- **Instructions for the task**:
Reproduce every line in the listing that contains the word "NASDAQ".
----
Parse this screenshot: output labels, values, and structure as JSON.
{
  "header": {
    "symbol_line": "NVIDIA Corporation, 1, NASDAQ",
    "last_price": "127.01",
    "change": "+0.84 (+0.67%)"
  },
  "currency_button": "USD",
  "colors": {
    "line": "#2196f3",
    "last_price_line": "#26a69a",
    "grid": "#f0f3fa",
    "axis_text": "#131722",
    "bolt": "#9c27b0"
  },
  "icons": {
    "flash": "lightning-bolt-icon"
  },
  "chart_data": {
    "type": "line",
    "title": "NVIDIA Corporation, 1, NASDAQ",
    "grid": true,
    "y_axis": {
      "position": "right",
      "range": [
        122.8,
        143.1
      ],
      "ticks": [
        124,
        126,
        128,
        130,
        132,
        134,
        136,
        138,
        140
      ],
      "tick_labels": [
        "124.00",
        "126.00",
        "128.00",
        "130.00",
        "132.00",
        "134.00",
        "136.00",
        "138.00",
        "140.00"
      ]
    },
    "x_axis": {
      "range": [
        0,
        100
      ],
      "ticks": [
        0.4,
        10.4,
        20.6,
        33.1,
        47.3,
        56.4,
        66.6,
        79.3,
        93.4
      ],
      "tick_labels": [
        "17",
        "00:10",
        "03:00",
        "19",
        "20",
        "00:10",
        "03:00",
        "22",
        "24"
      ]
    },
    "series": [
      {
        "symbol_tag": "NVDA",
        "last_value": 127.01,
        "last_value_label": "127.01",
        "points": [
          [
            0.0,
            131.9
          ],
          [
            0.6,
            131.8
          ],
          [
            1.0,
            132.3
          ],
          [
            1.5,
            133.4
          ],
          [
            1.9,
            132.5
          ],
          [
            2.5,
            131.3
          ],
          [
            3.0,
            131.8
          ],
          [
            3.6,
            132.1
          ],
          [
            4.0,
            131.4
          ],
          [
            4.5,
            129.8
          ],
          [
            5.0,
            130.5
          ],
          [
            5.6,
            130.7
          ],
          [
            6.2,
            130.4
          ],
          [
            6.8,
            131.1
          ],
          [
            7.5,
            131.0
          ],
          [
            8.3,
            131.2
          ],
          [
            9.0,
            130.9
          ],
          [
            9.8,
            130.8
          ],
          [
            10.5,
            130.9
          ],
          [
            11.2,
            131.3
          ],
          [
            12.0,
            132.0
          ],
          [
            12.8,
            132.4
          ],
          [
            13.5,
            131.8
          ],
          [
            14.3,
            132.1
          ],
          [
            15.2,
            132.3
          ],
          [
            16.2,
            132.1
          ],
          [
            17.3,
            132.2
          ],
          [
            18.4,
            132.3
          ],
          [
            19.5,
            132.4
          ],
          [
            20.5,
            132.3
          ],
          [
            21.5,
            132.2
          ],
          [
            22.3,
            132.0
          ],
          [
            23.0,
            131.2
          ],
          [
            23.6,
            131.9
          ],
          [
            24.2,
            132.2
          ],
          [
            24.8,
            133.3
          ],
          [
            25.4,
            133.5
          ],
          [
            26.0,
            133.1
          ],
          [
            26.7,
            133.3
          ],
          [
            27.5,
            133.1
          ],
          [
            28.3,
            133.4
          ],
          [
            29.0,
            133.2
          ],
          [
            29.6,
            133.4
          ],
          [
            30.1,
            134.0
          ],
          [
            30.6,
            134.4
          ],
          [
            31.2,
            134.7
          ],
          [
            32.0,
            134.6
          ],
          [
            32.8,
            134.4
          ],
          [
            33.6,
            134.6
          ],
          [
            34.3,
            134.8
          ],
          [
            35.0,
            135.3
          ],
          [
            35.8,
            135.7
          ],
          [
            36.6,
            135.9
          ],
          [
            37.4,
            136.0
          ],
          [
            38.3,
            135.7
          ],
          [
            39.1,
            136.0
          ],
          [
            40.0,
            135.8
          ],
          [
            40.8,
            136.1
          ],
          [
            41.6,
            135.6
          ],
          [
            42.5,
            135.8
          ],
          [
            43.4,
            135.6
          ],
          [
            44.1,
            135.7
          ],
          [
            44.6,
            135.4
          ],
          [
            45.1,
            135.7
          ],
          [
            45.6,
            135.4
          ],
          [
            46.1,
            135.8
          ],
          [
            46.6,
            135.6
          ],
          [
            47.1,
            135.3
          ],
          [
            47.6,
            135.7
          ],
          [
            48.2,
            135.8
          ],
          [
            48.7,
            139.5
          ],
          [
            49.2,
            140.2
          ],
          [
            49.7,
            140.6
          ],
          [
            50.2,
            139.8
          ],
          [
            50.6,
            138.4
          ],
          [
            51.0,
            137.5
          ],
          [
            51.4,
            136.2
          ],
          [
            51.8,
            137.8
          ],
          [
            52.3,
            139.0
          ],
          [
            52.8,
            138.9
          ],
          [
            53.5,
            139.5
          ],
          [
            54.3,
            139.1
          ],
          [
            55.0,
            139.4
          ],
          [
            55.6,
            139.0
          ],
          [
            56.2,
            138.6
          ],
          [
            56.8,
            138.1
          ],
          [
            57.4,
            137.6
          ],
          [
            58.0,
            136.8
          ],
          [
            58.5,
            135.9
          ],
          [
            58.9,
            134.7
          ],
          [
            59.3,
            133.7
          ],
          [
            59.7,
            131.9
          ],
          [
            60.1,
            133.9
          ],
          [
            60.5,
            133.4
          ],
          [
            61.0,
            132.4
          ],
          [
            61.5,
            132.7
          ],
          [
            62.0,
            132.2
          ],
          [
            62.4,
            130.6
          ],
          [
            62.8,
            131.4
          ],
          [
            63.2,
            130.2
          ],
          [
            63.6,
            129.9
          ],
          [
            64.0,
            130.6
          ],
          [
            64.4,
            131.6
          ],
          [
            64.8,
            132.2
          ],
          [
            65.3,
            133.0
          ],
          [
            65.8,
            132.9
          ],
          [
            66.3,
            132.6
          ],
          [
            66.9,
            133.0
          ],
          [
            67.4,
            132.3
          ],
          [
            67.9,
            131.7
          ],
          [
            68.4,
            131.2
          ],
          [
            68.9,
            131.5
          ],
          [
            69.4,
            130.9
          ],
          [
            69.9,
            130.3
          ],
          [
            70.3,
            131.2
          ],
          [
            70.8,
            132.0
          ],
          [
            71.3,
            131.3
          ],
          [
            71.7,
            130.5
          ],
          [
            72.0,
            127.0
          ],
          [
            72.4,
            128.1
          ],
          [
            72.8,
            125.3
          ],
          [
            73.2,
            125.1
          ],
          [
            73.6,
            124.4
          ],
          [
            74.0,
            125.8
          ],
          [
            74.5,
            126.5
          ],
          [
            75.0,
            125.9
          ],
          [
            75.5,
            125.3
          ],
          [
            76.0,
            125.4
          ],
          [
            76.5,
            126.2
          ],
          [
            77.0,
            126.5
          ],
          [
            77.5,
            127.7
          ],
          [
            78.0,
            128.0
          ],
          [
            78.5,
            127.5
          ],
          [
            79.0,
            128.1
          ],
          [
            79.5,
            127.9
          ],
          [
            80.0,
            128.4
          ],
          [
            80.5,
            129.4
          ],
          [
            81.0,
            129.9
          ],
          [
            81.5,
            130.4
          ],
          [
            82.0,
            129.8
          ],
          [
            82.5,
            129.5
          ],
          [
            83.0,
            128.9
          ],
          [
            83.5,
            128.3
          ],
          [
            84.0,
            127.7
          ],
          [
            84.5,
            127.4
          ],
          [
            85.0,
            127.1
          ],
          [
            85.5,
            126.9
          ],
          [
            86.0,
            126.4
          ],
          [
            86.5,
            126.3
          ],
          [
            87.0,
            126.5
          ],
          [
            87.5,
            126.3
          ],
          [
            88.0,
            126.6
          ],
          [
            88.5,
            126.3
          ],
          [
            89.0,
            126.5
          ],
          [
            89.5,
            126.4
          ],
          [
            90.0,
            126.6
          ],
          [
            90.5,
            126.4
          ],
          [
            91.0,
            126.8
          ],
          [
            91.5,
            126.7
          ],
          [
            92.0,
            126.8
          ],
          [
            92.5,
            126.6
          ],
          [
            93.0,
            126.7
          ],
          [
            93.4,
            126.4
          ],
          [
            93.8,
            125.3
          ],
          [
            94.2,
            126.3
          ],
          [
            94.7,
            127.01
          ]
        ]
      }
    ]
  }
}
----
- **Complete answer**:
    "symbol_line": "NVIDIA Corporation, 1, NASDAQ",
    "title": "NVIDIA Corporation, 1, NASDAQ",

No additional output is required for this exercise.